━━━━━ Data section ━━━━━
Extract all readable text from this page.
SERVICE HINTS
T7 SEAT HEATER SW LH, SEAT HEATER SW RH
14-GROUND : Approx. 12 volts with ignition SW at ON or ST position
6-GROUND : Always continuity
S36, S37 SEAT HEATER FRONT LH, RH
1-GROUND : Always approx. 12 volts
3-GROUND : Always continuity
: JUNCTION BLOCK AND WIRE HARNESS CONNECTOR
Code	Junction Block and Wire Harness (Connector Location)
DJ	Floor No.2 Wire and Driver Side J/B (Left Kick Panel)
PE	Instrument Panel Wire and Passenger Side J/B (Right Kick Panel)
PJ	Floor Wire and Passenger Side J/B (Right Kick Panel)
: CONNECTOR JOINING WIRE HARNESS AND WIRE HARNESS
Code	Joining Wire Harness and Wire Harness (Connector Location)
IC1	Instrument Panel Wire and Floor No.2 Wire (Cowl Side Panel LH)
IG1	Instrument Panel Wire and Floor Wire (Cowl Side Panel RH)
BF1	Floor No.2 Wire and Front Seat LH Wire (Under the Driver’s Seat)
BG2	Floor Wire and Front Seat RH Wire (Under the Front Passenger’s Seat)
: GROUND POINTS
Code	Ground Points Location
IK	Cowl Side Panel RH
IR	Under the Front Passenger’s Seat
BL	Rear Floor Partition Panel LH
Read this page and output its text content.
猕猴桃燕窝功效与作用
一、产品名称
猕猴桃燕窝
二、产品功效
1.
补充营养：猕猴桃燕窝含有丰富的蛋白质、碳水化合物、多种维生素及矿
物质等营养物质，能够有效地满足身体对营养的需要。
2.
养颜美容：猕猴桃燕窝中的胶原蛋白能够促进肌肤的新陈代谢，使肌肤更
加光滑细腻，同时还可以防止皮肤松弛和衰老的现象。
━━━━━
Written request :: Copy out the material word for word and line for line.

Solution to the exercise ::
Extract all readable text from this page.
SERVICE HINTS
T7 SEAT HEATER SW LH, SEAT HEATER SW RH
14-GROUND : Approx. 12 volts with ignition SW at ON or ST position
6-GROUND : Always continuity
S36, S37 SEAT HEATER FRONT LH, RH
1-GROUND : Always approx. 12 volts
3-GROUND : Always continuity
: JUNCTION BLOCK AND WIRE HARNESS CONNECTOR
Code	Junction Block and Wire Harness (Connector Location)
DJ	Floor No.2 Wire and Driver Side J/B (Left Kick Panel)
PE	Instrument Panel Wire and Passenger Side J/B (Right Kick Panel)
PJ	Floor Wire and Passenger Side J/B (Right Kick Panel)
: CONNECTOR JOINING WIRE HARNESS AND WIRE HARNESS
Code	Joining Wire Harness and Wire Harness (Connector Location)
IC1	Instrument Panel Wire and Floor No.2 Wire (Cowl Side Panel LH)
IG1	Instrument Panel Wire and Floor Wire (Cowl Side Panel RH)
BF1	Floor No.2 Wire and Front Seat LH Wire (Under the Driver’s Seat)
BG2	Floor Wire and Front Seat RH Wire (Under the Front Passenger’s Seat)
: GROUND POINTS
Code	Ground Points Location
IK	Cowl Side Panel RH
IR	Under the Front Passenger’s Seat
BL	Rear Floor Partition Panel LH
Read this page and output its text content.
猕猴桃燕窝功效与作用
一、产品名称
猕猴桃燕窝
二、产品功效
1.
补充营养：猕猴桃燕窝含有丰富的蛋白质、碳水化合物、多种维生素及矿
物质等营养物质，能够有效地满足身体对营养的需要。
2.
养颜美容：猕猴桃燕窝中的胶原蛋白能够促进肌肤的新陈代谢，使肌肤更
加光滑细腻，同时还可以防止皮肤松弛和衰老的现象。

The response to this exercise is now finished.